Go through the material and pull out every line with the string "access" in it.

--*--

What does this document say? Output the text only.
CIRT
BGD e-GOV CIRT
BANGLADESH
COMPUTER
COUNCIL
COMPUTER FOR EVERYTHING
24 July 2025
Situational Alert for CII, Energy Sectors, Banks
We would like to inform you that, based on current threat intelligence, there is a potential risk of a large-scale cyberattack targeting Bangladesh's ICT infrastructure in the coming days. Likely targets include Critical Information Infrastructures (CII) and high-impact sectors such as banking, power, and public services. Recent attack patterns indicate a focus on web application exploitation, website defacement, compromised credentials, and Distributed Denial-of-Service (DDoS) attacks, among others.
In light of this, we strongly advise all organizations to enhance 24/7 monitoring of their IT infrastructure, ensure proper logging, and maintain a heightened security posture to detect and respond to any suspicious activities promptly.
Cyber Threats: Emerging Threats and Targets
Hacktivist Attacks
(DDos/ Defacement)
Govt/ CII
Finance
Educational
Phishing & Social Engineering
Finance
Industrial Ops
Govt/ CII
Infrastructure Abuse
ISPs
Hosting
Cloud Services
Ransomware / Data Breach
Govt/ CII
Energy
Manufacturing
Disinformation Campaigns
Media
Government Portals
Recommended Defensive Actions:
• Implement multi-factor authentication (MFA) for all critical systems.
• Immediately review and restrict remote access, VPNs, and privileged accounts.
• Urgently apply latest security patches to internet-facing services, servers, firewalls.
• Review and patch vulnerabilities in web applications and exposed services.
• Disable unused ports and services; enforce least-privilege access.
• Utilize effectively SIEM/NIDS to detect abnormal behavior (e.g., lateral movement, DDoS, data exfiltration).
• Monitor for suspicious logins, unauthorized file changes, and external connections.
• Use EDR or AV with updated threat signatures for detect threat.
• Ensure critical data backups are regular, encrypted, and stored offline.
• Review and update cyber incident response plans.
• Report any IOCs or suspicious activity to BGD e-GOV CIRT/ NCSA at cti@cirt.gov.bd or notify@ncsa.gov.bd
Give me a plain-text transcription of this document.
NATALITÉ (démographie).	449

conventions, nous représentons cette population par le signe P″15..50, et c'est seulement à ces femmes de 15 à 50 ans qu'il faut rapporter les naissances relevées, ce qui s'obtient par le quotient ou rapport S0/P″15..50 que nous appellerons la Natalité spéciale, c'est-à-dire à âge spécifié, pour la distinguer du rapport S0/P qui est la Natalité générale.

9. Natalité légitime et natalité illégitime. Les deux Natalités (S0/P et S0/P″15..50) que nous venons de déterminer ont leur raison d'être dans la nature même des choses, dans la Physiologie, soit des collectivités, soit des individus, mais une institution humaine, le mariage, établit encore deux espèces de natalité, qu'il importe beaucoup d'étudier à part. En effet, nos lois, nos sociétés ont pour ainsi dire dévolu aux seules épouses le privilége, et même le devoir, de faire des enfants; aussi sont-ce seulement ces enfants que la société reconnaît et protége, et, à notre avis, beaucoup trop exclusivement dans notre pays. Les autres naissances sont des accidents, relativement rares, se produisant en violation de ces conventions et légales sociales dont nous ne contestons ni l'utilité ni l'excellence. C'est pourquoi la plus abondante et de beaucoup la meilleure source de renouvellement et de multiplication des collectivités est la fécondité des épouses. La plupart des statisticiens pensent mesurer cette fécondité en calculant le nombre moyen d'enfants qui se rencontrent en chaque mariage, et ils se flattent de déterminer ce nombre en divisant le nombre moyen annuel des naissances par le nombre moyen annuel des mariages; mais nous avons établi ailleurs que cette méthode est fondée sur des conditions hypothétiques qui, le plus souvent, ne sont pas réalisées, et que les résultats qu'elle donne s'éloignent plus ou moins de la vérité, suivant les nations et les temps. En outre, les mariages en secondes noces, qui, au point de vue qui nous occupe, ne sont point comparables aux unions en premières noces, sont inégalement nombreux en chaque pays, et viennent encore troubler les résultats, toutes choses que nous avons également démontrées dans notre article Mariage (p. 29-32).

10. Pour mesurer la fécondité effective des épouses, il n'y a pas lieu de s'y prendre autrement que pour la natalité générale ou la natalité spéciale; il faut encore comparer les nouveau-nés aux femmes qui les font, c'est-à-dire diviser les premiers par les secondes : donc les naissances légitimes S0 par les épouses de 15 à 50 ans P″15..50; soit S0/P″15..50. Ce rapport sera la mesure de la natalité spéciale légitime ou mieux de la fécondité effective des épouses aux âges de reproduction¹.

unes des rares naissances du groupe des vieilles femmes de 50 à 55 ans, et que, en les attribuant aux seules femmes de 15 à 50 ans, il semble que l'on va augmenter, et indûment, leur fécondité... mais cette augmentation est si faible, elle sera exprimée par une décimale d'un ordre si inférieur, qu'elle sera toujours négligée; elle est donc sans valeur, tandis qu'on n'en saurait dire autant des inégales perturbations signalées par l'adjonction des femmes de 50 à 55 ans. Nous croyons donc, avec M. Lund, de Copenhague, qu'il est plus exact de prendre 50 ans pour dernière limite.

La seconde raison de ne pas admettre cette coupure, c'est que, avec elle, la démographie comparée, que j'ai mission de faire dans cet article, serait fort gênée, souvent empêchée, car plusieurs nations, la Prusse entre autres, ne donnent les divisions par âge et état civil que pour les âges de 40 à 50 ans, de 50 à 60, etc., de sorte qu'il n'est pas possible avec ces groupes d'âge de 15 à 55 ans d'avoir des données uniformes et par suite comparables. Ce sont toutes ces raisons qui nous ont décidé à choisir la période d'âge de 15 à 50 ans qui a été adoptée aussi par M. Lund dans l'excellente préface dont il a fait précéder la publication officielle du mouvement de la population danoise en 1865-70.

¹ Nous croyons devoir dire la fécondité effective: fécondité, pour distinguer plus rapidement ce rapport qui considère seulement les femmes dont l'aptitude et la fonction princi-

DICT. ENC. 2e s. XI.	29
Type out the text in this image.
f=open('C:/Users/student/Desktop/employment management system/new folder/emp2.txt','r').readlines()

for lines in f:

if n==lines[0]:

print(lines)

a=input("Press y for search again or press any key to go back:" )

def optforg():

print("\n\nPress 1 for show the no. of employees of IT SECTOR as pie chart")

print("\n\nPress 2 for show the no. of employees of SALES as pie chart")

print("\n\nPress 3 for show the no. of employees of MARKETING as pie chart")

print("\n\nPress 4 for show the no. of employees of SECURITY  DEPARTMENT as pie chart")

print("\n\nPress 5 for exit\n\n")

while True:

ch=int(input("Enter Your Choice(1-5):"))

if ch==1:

--*--

THE RESPONSE
• Immediately review and restrict remote access, VPNs, and privileged accounts.
• Disable unused ports and services; enforce least-privilege access.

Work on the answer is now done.